Task prompt: Retype everything in the listing, leaving each line exactly as it is.

Collected data:
┄┄┄┄┄┄
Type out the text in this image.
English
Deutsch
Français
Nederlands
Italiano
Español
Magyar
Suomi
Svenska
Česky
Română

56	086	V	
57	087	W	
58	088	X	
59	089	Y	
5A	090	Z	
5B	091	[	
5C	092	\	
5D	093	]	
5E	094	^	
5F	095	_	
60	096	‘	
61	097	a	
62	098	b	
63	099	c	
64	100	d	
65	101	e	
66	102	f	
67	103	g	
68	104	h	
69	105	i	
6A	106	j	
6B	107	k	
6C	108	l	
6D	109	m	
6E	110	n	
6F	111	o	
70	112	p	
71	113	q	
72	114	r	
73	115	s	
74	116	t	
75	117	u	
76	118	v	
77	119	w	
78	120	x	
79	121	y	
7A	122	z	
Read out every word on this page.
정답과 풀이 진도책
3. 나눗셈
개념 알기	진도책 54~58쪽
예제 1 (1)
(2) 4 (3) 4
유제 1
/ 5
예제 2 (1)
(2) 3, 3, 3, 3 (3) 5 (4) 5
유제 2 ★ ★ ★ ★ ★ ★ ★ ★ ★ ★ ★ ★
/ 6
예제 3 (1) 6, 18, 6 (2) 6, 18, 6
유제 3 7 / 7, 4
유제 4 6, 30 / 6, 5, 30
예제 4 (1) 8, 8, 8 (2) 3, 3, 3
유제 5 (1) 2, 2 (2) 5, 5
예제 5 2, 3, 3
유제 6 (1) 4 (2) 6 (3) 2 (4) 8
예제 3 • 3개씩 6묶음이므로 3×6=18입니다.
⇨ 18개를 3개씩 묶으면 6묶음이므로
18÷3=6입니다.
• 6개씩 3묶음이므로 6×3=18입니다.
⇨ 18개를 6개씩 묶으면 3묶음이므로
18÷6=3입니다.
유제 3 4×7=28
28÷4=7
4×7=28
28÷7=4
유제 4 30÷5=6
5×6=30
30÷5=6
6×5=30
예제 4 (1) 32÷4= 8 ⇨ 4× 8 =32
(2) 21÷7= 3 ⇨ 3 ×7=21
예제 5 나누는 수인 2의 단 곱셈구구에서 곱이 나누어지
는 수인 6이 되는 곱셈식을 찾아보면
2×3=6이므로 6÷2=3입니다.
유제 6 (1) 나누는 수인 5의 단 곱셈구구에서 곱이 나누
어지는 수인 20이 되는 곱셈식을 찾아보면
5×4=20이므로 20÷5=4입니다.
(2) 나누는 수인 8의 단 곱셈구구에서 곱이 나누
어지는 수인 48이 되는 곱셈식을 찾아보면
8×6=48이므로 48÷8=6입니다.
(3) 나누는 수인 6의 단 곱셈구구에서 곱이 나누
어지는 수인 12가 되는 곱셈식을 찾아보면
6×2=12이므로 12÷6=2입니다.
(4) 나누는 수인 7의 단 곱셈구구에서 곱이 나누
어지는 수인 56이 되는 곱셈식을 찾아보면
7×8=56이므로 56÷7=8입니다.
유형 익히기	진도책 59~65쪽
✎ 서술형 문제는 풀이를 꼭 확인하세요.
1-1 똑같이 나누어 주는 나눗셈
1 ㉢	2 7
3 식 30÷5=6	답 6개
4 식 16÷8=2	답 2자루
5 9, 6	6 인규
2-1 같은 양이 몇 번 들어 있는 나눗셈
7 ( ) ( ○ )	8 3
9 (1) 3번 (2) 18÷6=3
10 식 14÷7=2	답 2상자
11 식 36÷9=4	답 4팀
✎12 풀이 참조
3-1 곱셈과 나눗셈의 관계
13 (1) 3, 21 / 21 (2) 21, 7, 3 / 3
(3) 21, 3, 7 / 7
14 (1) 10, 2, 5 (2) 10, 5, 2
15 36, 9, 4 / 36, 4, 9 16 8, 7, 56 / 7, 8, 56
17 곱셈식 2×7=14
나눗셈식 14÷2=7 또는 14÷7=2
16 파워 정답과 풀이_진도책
┄┄┄┄┄┄
Solution to this problem:
Type out the text in this image.
English
Deutsch
Français
Nederlands
Italiano
Español
Magyar
Suomi
Svenska
Česky
Română

56	086	V	
57	087	W	
58	088	X	
59	089	Y	
5A	090	Z	
5B	091	[	
5C	092	\	
5D	093	]	
5E	094	^	
5F	095	_	
60	096	‘	
61	097	a	
62	098	b	
63	099	c	
64	100	d	
65	101	e	
66	102	f	
67	103	g	
68	104	h	
69	105	i	
6A	106	j	
6B	107	k	
6C	108	l	
6D	109	m	
6E	110	n	
6F	111	o	
70	112	p	
71	113	q	
72	114	r	
73	115	s	
74	116	t	
75	117	u	
76	118	v	
77	119	w	
78	120	x	
79	121	y	
7A	122	z	
Read out every word on this page.
정답과 풀이 진도책
3. 나눗셈
개념 알기	진도책 54~58쪽
예제 1 (1)
(2) 4 (3) 4
유제 1
/ 5
예제 2 (1)
(2) 3, 3, 3, 3 (3) 5 (4) 5
유제 2 ★ ★ ★ ★ ★ ★ ★ ★ ★ ★ ★ ★
/ 6
예제 3 (1) 6, 18, 6 (2) 6, 18, 6
유제 3 7 / 7, 4
유제 4 6, 30 / 6, 5, 30
예제 4 (1) 8, 8, 8 (2) 3, 3, 3
유제 5 (1) 2, 2 (2) 5, 5
예제 5 2, 3, 3
유제 6 (1) 4 (2) 6 (3) 2 (4) 8
예제 3 • 3개씩 6묶음이므로 3×6=18입니다.
⇨ 18개를 3개씩 묶으면 6묶음이므로
18÷3=6입니다.
• 6개씩 3묶음이므로 6×3=18입니다.
⇨ 18개를 6개씩 묶으면 3묶음이므로
18÷6=3입니다.
유제 3 4×7=28
28÷4=7
4×7=28
28÷7=4
유제 4 30÷5=6
5×6=30
30÷5=6
6×5=30
예제 4 (1) 32÷4= 8 ⇨ 4× 8 =32
(2) 21÷7= 3 ⇨ 3 ×7=21
예제 5 나누는 수인 2의 단 곱셈구구에서 곱이 나누어지
는 수인 6이 되는 곱셈식을 찾아보면
2×3=6이므로 6÷2=3입니다.
유제 6 (1) 나누는 수인 5의 단 곱셈구구에서 곱이 나누
어지는 수인 20이 되는 곱셈식을 찾아보면
5×4=20이므로 20÷5=4입니다.
(2) 나누는 수인 8의 단 곱셈구구에서 곱이 나누
어지는 수인 48이 되는 곱셈식을 찾아보면
8×6=48이므로 48÷8=6입니다.
(3) 나누는 수인 6의 단 곱셈구구에서 곱이 나누
어지는 수인 12가 되는 곱셈식을 찾아보면
6×2=12이므로 12÷6=2입니다.
(4) 나누는 수인 7의 단 곱셈구구에서 곱이 나누
어지는 수인 56이 되는 곱셈식을 찾아보면
7×8=56이므로 56÷7=8입니다.
유형 익히기	진도책 59~65쪽
✎ 서술형 문제는 풀이를 꼭 확인하세요.
1-1 똑같이 나누어 주는 나눗셈
1 ㉢	2 7
3 식 30÷5=6	답 6개
4 식 16÷8=2	답 2자루
5 9, 6	6 인규
2-1 같은 양이 몇 번 들어 있는 나눗셈
7 ( ) ( ○ )	8 3
9 (1) 3번 (2) 18÷6=3
10 식 14÷7=2	답 2상자
11 식 36÷9=4	답 4팀
✎12 풀이 참조
3-1 곱셈과 나눗셈의 관계
13 (1) 3, 21 / 21 (2) 21, 7, 3 / 3
(3) 21, 3, 7 / 7
14 (1) 10, 2, 5 (2) 10, 5, 2
15 36, 9, 4 / 36, 4, 9 16 8, 7, 56 / 7, 8, 56
17 곱셈식 2×7=14
나눗셈식 14÷2=7 또는 14÷7=2
16 파워 정답과 풀이_진도책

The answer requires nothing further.